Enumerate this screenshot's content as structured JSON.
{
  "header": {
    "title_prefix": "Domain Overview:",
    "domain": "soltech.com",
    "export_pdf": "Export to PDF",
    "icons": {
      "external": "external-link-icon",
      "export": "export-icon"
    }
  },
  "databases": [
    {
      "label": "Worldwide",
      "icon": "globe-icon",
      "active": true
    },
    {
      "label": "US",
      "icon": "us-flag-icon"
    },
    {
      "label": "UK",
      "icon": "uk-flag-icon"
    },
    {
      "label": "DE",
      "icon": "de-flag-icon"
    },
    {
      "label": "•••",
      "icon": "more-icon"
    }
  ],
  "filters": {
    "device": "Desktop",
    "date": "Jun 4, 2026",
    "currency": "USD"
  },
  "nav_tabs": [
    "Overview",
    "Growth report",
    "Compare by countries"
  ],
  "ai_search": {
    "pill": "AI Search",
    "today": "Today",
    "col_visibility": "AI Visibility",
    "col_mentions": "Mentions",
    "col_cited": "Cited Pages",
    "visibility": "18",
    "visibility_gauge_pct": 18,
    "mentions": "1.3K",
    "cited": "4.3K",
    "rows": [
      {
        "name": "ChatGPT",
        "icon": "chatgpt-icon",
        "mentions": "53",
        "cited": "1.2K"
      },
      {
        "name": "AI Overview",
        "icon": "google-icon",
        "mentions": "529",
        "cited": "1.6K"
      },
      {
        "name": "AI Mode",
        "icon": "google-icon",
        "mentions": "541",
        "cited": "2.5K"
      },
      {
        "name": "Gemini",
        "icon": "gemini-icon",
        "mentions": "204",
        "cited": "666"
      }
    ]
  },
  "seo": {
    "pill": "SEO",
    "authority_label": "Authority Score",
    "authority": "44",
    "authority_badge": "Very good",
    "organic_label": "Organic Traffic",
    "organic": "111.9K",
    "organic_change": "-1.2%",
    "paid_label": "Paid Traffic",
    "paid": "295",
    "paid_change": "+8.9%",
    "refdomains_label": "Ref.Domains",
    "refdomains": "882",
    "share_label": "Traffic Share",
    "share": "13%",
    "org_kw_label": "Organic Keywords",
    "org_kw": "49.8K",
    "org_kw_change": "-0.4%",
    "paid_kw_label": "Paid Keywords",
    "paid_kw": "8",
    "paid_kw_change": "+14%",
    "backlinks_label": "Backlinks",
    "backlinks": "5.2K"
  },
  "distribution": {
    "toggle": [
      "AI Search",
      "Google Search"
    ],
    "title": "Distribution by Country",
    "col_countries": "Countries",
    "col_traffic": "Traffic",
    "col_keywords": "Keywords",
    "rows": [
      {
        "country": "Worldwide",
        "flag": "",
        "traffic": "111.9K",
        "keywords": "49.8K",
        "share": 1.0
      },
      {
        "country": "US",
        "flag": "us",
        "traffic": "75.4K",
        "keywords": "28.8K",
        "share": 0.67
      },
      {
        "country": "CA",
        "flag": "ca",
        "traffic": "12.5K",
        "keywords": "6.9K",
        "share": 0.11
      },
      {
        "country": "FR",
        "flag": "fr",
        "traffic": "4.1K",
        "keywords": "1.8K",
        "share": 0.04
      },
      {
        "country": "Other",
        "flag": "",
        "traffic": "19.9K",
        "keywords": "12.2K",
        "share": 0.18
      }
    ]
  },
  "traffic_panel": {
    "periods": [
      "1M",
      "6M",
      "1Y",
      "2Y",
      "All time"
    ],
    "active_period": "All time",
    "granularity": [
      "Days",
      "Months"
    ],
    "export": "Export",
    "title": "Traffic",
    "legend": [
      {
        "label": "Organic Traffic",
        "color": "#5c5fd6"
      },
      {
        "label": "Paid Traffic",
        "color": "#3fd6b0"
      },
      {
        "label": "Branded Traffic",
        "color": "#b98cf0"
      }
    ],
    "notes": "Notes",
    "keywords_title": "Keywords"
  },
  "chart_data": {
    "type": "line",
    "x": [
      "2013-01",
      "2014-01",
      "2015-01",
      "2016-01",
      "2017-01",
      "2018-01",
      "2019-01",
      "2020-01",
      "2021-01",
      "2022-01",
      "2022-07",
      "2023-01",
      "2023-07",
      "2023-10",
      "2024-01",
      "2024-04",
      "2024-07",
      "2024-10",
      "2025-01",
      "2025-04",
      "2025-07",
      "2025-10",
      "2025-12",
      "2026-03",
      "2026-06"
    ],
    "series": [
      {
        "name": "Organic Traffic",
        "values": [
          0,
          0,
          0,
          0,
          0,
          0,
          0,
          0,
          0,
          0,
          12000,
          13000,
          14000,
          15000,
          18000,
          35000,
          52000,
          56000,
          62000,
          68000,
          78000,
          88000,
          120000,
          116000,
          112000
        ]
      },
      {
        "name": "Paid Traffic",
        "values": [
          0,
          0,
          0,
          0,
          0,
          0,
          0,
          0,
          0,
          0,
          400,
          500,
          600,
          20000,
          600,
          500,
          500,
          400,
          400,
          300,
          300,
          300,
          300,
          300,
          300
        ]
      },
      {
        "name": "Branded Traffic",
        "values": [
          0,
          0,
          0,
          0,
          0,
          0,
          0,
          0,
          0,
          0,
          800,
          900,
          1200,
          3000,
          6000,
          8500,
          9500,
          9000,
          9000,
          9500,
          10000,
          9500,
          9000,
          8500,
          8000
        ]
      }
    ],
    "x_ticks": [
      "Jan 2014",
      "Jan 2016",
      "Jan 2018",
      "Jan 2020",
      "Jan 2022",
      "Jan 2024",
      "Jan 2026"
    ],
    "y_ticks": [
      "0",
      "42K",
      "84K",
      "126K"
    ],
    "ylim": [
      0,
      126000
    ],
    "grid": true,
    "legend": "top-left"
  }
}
--------
*Your goal*
Scan the data above; copy every line where "color" appears.

*Reply*
        "color": "#5c5fd6"
        "color": "#3fd6b0"
        "color": "#b98cf0"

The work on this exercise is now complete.